**Prompt**
Only the pictures are omitted; repeat all other data exactly.

--- Given records ---

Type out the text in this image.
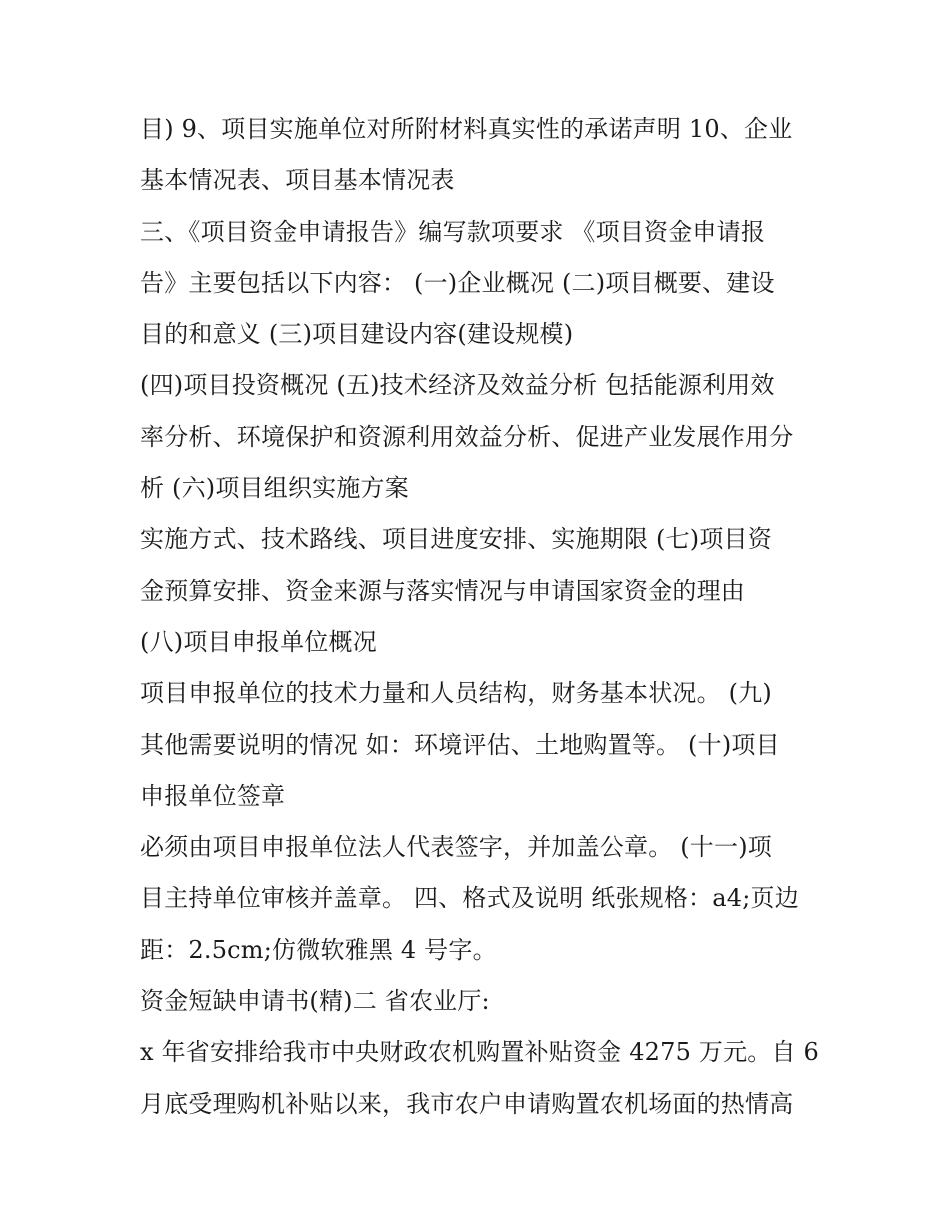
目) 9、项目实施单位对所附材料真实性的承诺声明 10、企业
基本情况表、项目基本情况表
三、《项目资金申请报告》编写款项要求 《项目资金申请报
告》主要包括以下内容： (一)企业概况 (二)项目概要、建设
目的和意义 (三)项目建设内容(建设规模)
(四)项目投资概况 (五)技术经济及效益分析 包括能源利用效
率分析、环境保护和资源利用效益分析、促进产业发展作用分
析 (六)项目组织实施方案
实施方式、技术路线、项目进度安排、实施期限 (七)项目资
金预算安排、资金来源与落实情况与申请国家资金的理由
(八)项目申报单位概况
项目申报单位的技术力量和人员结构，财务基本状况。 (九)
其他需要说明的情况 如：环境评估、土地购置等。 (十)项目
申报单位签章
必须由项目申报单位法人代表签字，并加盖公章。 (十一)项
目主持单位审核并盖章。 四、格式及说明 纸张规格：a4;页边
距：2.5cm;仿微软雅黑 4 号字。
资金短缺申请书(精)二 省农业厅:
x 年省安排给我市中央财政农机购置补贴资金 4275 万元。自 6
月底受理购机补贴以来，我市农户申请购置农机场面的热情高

---

**Result for this task**
Type out the text in this image.
目) 9、项目实施单位对所附材料真实性的承诺声明 10、企业
基本情况表、项目基本情况表
三、《项目资金申请报告》编写款项要求 《项目资金申请报
告》主要包括以下内容： (一)企业概况 (二)项目概要、建设
目的和意义 (三)项目建设内容(建设规模)
(四)项目投资概况 (五)技术经济及效益分析 包括能源利用效
率分析、环境保护和资源利用效益分析、促进产业发展作用分
析 (六)项目组织实施方案
实施方式、技术路线、项目进度安排、实施期限 (七)项目资
金预算安排、资金来源与落实情况与申请国家资金的理由
(八)项目申报单位概况
项目申报单位的技术力量和人员结构，财务基本状况。 (九)
其他需要说明的情况 如：环境评估、土地购置等。 (十)项目
申报单位签章
必须由项目申报单位法人代表签字，并加盖公章。 (十一)项
目主持单位审核并盖章。 四、格式及说明 纸张规格：a4;页边
距：2.5cm;仿微软雅黑 4 号字。
资金短缺申请书(精)二 省农业厅:
x 年省安排给我市中央财政农机购置补贴资金 4275 万元。自 6
月底受理购机补贴以来，我市农户申请购置农机场面的热情高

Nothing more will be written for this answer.